▶ [What you need to do]: List every line in the material below that contains the string "item", copying each line in full.

▶ [Dataset entries]:

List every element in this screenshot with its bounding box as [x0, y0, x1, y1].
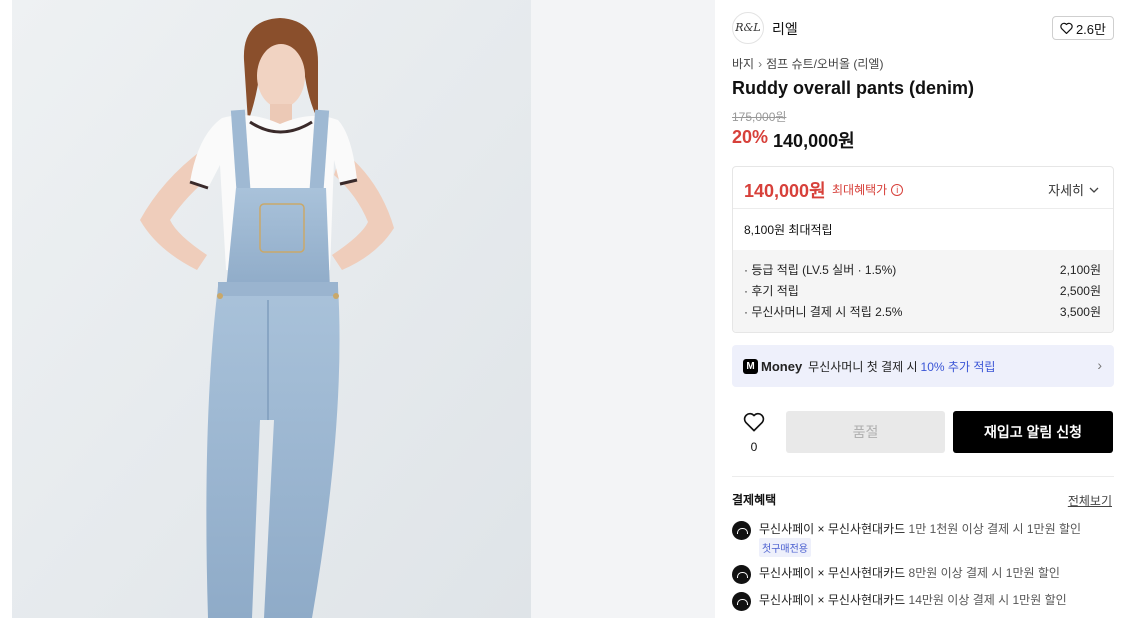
payment-benefit-item[interactable]: 무신사페이 × 무신사현대카드 8만원 이상 결제 시 1만원 할인 [732, 564, 1114, 584]
benefit-detail-toggle[interactable]: 자세히 [1048, 180, 1099, 199]
points-row-label: · 등급 적립 (LV.5 실버 · 1.5%) [744, 263, 897, 277]
points-breakdown: · 등급 적립 (LV.5 실버 · 1.5%) 2,100원 · 후기 적립 … [733, 250, 1113, 332]
points-total: 8,100원 최대적립 [744, 223, 833, 237]
sale-price: 140,000원 [773, 131, 855, 151]
musinsa-money-banner[interactable]: M Money 무신사머니 첫 결제 시 10% 추가 적립 › [732, 345, 1114, 387]
info-icon[interactable]: i [891, 183, 904, 196]
money-logo-icon: M [743, 358, 758, 374]
heart-icon [743, 412, 765, 432]
breadcrumb-category[interactable]: 바지 [732, 55, 754, 72]
original-price: 175,000원 [732, 110, 787, 124]
wishlist-count: 0 [750, 440, 758, 454]
card-icon [732, 521, 751, 540]
max-benefit-price: 140,000원 [744, 181, 826, 201]
discount-rate: 20% [732, 127, 769, 147]
payment-benefits-heading: 결제혜택 [732, 493, 777, 507]
chevron-right-icon: › [1097, 357, 1102, 373]
product-info-panel: R&L 리엘 2.6만 바지 › 점프 슈트/오버올 (리엘) Ruddy ov… [715, 0, 1125, 618]
heart-icon [1060, 22, 1073, 34]
brand-logo[interactable]: R&L [732, 12, 764, 44]
payment-see-all-link[interactable]: 전체보기 [1068, 492, 1112, 509]
money-banner-text: 무신사머니 첫 결제 시 [808, 359, 918, 374]
payment-benefit-condition: 14만원 이상 결제 시 1만원 할인 [908, 593, 1067, 607]
money-brand-word: Money [761, 358, 803, 374]
chevron-right-icon: › [758, 56, 763, 71]
brand-row: R&L 리엘 2.6만 [732, 12, 1114, 44]
payment-benefit-name: 무신사페이 × 무신사현대카드 [759, 593, 906, 607]
points-row: · 무신사머니 결제 시 적립 2.5% 3,500원 [744, 302, 1101, 323]
points-row-value: 2,500원 [1059, 284, 1101, 298]
points-row: · 등급 적립 (LV.5 실버 · 1.5%) 2,100원 [744, 260, 1101, 281]
product-photo[interactable] [12, 0, 531, 618]
payment-benefit-text: 무신사페이 × 무신사현대카드 14만원 이상 결제 시 1만원 할인 [759, 591, 1067, 608]
points-row-label: · 후기 적립 [744, 284, 799, 298]
gallery-gutter [531, 0, 715, 618]
price-row: 20% 140,000원 [732, 127, 855, 153]
payment-benefit-text: 무신사페이 × 무신사현대카드 1만 1천원 이상 결제 시 1만원 할인 [759, 520, 1081, 537]
money-banner-highlight: 10% 추가 적립 [920, 359, 996, 374]
points-row-value: 3,500원 [1059, 305, 1101, 319]
section-divider [732, 476, 1114, 477]
payment-benefit-text: 무신사페이 × 무신사현대카드 8만원 이상 결제 시 1만원 할인 [759, 564, 1060, 581]
benefit-box: 140,000원 최대혜택가 i 자세히 8,100원 최대적립 · 등급 적립… [732, 166, 1114, 333]
points-row: · 후기 적립 2,500원 [744, 281, 1101, 302]
card-icon [732, 565, 751, 584]
chevron-down-icon [1089, 187, 1099, 193]
wishlist-button[interactable]: 0 [742, 412, 766, 454]
product-title: Ruddy overall pants (denim) [732, 78, 975, 98]
brand-name[interactable]: 리엘 [772, 19, 798, 39]
payment-benefit-item[interactable]: 무신사페이 × 무신사현대카드 14만원 이상 결제 시 1만원 할인 [732, 591, 1114, 611]
breadcrumb-subcategory[interactable]: 점프 슈트/오버올 (리엘) [766, 55, 883, 72]
card-icon [732, 592, 751, 611]
benefit-detail-label: 자세히 [1048, 183, 1084, 198]
payment-benefit-condition: 8만원 이상 결제 시 1만원 할인 [908, 566, 1060, 580]
payment-benefit-name: 무신사페이 × 무신사현대카드 [759, 566, 906, 580]
max-benefit-label-text: 최대혜택가 [832, 183, 888, 197]
payment-benefit-item[interactable]: 무신사페이 × 무신사현대카드 1만 1천원 이상 결제 시 1만원 할인 첫구… [732, 520, 1114, 557]
payment-benefit-name: 무신사페이 × 무신사현대카드 [759, 522, 906, 536]
max-benefit-header: 140,000원 최대혜택가 i 자세히 [733, 167, 1113, 209]
model-illustration [12, 0, 531, 618]
restock-alert-button[interactable]: 재입고 알림 신청 [953, 411, 1113, 453]
points-row-label: · 무신사머니 결제 시 적립 2.5% [744, 305, 903, 319]
payment-benefit-condition: 1만 1천원 이상 결제 시 1만원 할인 [908, 522, 1082, 536]
brand-like-button[interactable]: 2.6만 [1051, 16, 1114, 40]
payment-benefit-tag: 첫구매전용 [759, 538, 811, 557]
points-row-value: 2,100원 [1059, 263, 1101, 277]
brand-like-count: 2.6만 [1075, 21, 1106, 37]
breadcrumb: 바지 › 점프 슈트/오버올 (리엘) [732, 55, 883, 72]
max-benefit-label: 최대혜택가 i [832, 181, 904, 198]
soldout-button[interactable]: 품절 [786, 411, 945, 453]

▶ [Reply]:
payment-benefit-item[interactable]: 무신사페이 × 무신사현대카드 8만원 이상 결제 시 1만원 할인 [732, 564, 1114, 584]
payment-benefit-item[interactable]: 무신사페이 × 무신사현대카드 14만원 이상 결제 시 1만원 할인 [732, 591, 1114, 611]
payment-benefit-item[interactable]: 무신사페이 × 무신사현대카드 1만 1천원 이상 결제 시 1만원 할인 첫구… [732, 520, 1114, 557]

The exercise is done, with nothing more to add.